**EXTRACTED MATERIAL:**
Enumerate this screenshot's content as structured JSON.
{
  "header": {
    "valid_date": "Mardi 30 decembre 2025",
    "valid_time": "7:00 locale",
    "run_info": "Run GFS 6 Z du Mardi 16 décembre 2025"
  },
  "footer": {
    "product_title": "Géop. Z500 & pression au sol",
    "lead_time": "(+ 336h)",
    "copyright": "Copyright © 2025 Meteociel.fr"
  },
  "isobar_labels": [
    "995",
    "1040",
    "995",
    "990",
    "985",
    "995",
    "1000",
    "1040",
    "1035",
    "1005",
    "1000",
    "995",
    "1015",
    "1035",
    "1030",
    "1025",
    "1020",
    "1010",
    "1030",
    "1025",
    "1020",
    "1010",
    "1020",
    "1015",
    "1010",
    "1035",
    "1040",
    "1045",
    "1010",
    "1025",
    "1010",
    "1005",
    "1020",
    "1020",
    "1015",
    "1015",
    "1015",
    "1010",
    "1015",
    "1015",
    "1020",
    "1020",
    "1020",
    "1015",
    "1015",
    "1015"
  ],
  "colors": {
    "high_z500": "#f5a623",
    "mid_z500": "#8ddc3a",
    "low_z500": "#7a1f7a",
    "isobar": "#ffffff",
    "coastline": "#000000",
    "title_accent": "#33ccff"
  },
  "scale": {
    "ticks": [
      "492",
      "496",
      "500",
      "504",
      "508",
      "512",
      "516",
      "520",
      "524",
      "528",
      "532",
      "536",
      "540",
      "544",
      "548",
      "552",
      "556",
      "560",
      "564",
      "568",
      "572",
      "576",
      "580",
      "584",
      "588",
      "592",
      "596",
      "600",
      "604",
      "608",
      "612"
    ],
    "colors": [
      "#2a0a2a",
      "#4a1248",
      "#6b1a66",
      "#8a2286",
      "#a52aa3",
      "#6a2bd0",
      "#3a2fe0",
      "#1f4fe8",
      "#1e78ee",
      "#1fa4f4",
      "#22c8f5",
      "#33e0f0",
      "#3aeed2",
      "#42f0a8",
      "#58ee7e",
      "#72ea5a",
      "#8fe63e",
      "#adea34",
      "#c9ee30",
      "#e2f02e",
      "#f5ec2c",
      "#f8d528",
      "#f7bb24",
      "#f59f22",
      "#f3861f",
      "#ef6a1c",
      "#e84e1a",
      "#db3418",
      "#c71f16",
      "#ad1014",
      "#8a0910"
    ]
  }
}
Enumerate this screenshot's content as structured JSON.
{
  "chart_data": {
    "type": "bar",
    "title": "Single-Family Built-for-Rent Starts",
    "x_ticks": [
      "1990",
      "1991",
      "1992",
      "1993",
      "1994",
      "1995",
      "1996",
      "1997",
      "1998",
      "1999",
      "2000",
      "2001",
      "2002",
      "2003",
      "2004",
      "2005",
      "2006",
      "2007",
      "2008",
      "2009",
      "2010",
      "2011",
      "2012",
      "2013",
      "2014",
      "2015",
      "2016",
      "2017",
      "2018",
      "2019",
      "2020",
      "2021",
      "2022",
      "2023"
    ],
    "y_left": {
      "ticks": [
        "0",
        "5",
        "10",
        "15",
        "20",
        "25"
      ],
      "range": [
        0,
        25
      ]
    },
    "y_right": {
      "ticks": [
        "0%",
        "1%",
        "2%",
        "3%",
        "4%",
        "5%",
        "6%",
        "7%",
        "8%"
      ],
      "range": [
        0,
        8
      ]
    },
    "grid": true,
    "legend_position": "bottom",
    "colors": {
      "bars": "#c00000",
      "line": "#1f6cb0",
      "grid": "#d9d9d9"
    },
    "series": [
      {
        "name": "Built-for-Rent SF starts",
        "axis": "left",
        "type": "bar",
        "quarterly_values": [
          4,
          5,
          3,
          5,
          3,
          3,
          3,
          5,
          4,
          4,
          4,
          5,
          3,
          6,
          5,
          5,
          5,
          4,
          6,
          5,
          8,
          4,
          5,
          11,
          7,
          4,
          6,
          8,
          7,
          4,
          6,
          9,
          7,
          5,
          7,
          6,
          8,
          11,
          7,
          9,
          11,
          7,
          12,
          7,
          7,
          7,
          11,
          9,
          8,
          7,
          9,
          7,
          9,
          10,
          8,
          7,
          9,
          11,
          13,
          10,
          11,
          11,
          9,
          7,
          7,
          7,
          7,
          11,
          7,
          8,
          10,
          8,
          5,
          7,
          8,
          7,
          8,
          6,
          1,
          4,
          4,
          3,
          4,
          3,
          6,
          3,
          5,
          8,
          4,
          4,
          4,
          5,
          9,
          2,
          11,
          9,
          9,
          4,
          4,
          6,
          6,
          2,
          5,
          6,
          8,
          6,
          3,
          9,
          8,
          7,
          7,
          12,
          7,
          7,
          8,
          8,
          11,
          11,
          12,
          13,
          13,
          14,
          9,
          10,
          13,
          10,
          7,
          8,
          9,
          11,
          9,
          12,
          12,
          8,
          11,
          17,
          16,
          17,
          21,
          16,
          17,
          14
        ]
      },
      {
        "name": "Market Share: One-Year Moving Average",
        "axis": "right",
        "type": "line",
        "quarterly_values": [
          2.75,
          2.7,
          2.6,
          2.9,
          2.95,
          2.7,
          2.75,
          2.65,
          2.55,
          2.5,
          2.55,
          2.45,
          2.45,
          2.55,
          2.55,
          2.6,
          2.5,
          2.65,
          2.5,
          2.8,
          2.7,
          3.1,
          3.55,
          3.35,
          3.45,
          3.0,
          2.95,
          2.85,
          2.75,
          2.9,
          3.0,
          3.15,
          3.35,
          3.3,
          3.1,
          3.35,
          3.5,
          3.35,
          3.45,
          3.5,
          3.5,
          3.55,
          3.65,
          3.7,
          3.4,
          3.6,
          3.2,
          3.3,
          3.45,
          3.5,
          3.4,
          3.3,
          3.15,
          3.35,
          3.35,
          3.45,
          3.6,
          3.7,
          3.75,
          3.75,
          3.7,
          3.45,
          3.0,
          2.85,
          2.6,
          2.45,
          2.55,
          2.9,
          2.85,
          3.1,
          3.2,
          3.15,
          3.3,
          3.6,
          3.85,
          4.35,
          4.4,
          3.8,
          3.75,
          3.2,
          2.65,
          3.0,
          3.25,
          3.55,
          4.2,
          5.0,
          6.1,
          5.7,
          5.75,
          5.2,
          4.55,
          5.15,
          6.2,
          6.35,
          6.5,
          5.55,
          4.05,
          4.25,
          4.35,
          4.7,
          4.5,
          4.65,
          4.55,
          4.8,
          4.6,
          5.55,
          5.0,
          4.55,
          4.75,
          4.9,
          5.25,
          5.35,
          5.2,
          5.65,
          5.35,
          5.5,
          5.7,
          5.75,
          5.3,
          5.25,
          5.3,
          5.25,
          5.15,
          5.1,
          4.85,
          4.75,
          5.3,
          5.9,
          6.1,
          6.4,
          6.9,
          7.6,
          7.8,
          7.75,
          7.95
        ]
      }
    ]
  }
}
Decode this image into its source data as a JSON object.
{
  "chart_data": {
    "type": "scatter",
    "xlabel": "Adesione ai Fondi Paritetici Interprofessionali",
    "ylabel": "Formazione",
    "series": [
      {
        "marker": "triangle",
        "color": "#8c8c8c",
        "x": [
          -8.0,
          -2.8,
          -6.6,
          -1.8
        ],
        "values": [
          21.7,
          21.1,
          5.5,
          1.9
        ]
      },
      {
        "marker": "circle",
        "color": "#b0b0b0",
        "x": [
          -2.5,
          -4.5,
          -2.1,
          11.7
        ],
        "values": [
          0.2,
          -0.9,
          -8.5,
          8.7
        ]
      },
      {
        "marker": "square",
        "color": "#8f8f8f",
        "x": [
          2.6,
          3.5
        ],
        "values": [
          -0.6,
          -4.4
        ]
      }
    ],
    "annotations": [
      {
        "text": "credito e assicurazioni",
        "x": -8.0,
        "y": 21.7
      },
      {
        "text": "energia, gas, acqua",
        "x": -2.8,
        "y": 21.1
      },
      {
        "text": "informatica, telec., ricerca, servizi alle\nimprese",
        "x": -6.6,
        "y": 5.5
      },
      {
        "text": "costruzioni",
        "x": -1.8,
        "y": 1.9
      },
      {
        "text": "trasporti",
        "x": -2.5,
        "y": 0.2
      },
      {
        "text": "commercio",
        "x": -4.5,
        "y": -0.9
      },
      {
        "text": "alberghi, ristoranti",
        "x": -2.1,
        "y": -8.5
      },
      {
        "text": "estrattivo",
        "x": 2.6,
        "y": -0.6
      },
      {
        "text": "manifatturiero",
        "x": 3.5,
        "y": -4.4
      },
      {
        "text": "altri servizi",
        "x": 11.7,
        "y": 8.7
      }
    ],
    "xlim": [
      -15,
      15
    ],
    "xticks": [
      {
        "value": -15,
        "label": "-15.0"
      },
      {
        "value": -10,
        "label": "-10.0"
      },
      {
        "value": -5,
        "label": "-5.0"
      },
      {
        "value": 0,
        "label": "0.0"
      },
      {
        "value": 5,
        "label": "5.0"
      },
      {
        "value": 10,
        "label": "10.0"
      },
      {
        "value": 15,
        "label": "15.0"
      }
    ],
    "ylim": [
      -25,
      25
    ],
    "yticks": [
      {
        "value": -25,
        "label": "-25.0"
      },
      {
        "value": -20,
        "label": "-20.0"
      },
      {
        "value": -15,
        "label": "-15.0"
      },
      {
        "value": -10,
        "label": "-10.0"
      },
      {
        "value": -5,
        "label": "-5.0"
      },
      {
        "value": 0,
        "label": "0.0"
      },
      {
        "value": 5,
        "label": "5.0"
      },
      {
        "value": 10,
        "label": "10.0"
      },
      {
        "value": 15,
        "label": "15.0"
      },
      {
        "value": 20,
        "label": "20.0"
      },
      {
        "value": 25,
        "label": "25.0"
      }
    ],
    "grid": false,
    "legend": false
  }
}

**REQUIRED WORK:**
Pull out all lines containing "Mardi".

**WRITTEN ANSWER:**
    "valid_date": "Mardi 30 decembre 2025",
    "run_info": "Run GFS 6 Z du Mardi 16 décembre 2025"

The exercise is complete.